* Required work *
Find the lines that contain the word "color" and copy each one.

· · · · · · ·

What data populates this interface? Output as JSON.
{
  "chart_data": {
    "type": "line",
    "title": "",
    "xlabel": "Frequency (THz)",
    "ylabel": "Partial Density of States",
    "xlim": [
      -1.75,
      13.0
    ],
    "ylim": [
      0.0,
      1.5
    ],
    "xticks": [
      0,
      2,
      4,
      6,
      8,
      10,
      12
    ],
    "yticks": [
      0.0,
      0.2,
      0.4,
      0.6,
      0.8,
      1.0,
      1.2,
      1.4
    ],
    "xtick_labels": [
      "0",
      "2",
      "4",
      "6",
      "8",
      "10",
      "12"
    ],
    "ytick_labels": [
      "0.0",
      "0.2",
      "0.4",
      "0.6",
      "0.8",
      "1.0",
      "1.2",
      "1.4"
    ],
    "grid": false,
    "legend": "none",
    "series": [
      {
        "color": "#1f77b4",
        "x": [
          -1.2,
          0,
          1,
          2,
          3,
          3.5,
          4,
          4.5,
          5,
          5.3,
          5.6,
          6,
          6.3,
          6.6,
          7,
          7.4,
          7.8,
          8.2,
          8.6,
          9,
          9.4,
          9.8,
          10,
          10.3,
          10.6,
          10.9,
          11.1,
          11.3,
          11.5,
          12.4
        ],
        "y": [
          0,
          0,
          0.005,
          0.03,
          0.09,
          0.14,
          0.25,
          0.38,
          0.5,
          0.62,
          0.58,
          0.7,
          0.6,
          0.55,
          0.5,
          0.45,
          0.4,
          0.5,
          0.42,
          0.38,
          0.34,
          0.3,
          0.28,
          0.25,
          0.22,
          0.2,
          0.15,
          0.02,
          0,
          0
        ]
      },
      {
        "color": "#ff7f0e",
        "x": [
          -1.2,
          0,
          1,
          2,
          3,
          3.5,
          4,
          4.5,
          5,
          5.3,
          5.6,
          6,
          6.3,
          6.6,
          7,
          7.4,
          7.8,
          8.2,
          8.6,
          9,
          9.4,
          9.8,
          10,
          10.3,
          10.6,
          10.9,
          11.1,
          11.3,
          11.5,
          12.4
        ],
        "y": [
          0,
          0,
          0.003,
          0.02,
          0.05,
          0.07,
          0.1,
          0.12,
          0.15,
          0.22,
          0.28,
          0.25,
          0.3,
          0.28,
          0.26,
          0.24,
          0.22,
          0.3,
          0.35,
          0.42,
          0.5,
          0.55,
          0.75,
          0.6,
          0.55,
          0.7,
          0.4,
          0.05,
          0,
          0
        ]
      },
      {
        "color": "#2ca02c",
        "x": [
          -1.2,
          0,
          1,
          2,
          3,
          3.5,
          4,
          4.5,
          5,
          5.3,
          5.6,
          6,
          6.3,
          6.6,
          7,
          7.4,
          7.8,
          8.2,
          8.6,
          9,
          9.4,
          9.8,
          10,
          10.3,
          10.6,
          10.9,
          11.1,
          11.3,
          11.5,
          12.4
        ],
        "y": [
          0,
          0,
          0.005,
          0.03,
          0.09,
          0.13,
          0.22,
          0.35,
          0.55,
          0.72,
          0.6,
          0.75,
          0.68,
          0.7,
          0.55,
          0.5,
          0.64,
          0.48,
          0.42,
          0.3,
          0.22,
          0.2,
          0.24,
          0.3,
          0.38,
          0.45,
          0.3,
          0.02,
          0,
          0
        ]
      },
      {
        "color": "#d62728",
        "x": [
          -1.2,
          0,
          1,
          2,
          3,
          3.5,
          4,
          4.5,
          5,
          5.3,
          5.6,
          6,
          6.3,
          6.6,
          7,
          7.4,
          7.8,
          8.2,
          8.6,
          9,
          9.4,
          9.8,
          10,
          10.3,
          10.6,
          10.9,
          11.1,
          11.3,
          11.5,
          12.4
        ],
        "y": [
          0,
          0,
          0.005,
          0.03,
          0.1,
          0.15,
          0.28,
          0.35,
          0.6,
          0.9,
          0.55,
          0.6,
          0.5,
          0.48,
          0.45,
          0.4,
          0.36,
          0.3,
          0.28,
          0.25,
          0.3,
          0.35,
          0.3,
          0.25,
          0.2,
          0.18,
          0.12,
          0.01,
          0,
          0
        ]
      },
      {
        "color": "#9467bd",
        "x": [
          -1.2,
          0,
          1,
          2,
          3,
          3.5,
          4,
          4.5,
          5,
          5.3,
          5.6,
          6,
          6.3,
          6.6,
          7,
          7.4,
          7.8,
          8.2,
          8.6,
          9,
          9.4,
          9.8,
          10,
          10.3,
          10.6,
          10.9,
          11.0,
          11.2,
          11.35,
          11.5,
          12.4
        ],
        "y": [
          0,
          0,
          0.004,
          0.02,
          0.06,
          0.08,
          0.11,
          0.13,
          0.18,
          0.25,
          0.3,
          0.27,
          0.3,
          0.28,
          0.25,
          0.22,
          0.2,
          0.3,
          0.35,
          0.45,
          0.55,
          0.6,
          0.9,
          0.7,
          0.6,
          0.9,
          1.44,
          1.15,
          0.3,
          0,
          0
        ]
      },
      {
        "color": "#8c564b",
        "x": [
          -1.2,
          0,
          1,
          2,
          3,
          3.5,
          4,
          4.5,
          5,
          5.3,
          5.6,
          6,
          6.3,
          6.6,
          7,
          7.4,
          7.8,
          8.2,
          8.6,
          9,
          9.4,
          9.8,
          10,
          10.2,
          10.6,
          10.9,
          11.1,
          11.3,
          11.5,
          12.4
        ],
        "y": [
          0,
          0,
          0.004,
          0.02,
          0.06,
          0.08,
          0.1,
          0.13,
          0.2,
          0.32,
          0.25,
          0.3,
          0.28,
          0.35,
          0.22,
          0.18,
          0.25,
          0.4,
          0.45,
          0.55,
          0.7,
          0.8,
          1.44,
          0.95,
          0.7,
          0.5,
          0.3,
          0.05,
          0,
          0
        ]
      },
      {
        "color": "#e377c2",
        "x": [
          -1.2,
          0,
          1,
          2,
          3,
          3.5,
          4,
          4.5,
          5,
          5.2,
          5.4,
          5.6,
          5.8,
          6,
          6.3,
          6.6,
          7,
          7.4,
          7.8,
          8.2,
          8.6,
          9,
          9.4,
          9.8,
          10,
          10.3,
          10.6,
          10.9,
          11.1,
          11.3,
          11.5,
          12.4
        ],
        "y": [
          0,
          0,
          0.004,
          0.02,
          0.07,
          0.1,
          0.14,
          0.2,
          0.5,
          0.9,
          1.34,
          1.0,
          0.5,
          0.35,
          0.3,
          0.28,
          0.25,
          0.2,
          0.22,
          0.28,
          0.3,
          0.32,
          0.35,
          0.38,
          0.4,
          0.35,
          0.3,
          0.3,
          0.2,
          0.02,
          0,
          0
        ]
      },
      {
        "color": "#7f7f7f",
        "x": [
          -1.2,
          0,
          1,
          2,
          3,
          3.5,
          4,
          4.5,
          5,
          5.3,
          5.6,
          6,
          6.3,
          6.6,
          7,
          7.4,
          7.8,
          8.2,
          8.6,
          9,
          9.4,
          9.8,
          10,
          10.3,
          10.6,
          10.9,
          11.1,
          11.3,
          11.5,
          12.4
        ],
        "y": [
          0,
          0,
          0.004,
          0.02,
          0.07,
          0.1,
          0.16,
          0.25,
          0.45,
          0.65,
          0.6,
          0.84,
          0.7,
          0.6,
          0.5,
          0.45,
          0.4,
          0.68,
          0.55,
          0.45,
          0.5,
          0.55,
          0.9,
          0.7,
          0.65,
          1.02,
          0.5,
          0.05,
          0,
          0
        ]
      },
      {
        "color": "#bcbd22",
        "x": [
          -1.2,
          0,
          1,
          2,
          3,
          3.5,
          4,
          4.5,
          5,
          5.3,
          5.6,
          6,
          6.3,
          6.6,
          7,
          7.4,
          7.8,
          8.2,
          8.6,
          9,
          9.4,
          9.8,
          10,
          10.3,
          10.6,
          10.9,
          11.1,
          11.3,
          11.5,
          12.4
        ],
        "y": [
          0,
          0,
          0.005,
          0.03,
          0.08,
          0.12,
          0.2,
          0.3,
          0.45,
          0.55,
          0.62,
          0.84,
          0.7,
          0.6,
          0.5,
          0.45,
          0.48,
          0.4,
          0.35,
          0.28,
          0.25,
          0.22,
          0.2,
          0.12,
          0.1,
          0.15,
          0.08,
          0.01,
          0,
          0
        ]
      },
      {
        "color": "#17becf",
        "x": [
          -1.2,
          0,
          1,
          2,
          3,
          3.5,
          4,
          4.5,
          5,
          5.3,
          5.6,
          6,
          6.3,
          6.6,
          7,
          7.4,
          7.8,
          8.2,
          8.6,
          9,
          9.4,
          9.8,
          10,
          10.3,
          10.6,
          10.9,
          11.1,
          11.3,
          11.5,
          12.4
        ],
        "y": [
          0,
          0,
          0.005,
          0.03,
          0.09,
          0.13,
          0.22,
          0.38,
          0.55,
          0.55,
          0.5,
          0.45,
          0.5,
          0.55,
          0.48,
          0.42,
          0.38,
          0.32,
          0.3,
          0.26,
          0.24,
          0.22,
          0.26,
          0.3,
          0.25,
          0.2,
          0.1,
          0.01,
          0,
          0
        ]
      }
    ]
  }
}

· · · · · · ·

* Expected answer *
        "color": "#1f77b4",
        "color": "#ff7f0e",
        "color": "#2ca02c",
        "color": "#d62728",
        "color": "#9467bd",
        "color": "#8c564b",
        "color": "#e377c2",
        "color": "#7f7f7f",
        "color": "#bcbd22",
        "color": "#17becf",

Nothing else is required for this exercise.